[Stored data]

[BEGIN]

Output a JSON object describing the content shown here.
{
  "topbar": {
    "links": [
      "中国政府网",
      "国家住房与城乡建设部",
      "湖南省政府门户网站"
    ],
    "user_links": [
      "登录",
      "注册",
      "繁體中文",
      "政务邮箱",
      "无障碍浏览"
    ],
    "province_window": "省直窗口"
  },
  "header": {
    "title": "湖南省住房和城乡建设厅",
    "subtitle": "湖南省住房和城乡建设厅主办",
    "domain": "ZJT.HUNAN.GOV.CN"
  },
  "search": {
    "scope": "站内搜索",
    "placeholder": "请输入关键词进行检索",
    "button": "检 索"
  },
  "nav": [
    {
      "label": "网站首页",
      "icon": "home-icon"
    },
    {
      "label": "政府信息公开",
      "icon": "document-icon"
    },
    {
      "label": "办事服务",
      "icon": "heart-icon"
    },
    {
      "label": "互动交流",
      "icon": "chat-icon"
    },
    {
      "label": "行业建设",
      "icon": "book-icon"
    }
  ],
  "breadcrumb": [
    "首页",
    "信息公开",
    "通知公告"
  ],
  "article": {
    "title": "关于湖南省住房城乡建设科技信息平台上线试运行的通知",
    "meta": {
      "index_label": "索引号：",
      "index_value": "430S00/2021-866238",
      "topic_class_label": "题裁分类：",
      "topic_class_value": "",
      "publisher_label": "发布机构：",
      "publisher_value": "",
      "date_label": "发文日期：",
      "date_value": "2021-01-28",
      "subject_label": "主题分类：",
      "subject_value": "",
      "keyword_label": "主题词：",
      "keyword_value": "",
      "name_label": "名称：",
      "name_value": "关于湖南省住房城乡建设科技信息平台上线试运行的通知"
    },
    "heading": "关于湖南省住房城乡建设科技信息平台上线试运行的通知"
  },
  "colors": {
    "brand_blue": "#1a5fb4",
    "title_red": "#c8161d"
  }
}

[END]
[BEGIN]

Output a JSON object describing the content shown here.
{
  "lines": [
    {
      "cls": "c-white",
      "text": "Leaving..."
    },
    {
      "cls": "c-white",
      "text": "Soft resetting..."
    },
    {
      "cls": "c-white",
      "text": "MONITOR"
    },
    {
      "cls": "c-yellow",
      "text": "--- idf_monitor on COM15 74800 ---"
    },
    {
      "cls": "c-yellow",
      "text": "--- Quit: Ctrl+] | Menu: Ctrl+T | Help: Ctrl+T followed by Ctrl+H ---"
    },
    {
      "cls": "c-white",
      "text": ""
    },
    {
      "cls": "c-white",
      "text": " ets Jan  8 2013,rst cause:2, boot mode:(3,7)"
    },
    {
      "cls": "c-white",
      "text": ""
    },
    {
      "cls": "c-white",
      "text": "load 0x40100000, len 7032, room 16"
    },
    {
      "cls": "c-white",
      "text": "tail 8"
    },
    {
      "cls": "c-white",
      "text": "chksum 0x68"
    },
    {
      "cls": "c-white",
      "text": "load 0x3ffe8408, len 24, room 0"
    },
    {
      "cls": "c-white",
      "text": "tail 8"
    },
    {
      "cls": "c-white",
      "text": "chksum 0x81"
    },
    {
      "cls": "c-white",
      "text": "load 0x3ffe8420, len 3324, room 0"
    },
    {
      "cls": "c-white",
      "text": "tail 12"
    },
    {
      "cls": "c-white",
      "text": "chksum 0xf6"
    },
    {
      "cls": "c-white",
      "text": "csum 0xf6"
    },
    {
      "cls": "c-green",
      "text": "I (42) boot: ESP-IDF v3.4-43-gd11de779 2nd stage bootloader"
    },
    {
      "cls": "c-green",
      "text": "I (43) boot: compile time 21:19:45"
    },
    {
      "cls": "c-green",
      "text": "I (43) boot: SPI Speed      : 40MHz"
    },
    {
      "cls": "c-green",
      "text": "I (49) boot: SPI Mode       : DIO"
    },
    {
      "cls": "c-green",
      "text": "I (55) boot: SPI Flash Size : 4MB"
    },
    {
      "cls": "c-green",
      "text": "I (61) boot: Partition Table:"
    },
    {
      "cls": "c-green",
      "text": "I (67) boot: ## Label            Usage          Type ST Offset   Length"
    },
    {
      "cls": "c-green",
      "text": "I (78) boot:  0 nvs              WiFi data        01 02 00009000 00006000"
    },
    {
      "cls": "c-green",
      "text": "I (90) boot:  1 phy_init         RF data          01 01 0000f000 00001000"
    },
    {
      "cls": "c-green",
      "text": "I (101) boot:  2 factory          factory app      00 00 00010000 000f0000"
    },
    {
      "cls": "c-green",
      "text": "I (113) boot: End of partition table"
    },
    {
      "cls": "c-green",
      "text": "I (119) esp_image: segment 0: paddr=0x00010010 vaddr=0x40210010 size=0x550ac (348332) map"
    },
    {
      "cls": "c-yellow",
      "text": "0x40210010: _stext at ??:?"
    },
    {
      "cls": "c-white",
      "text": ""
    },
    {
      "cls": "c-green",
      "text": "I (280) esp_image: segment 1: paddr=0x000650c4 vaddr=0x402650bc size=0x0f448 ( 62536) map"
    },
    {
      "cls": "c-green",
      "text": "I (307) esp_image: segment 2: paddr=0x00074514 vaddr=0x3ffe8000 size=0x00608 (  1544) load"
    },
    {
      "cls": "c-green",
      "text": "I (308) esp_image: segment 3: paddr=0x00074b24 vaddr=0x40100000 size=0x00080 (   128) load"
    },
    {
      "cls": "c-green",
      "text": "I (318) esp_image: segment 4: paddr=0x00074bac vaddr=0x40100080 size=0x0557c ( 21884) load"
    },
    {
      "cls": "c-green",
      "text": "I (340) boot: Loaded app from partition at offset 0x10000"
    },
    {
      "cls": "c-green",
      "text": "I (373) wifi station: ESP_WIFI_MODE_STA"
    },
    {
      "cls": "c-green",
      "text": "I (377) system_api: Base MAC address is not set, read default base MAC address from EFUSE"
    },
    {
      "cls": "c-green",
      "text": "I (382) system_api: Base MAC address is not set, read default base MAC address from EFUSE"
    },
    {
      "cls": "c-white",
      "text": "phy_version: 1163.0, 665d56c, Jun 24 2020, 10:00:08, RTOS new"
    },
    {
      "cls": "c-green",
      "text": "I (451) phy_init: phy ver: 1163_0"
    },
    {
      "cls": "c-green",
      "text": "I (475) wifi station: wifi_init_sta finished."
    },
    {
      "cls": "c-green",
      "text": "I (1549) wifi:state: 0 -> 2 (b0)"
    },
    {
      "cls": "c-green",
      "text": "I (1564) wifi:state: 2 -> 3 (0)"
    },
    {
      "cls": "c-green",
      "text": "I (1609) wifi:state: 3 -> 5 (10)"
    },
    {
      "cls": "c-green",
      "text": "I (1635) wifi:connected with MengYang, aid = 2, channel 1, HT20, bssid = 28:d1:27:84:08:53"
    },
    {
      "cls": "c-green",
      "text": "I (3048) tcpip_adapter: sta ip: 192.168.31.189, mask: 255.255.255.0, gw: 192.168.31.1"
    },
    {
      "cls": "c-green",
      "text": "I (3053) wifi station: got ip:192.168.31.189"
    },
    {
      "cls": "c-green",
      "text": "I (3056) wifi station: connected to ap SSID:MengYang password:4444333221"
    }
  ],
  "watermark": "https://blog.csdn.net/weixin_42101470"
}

[END]

▶ AIM: Go through the listing above and locate each line that holds the word "关于湖南省住房城乡建设科技信息平台上线试运行的通知". Copy those lines.

▶ WORKED ANSWER:
    "title": "关于湖南省住房城乡建设科技信息平台上线试运行的通知",
      "name_value": "关于湖南省住房城乡建设科技信息平台上线试运行的通知"
    "heading": "关于湖南省住房城乡建设科技信息平台上线试运行的通知"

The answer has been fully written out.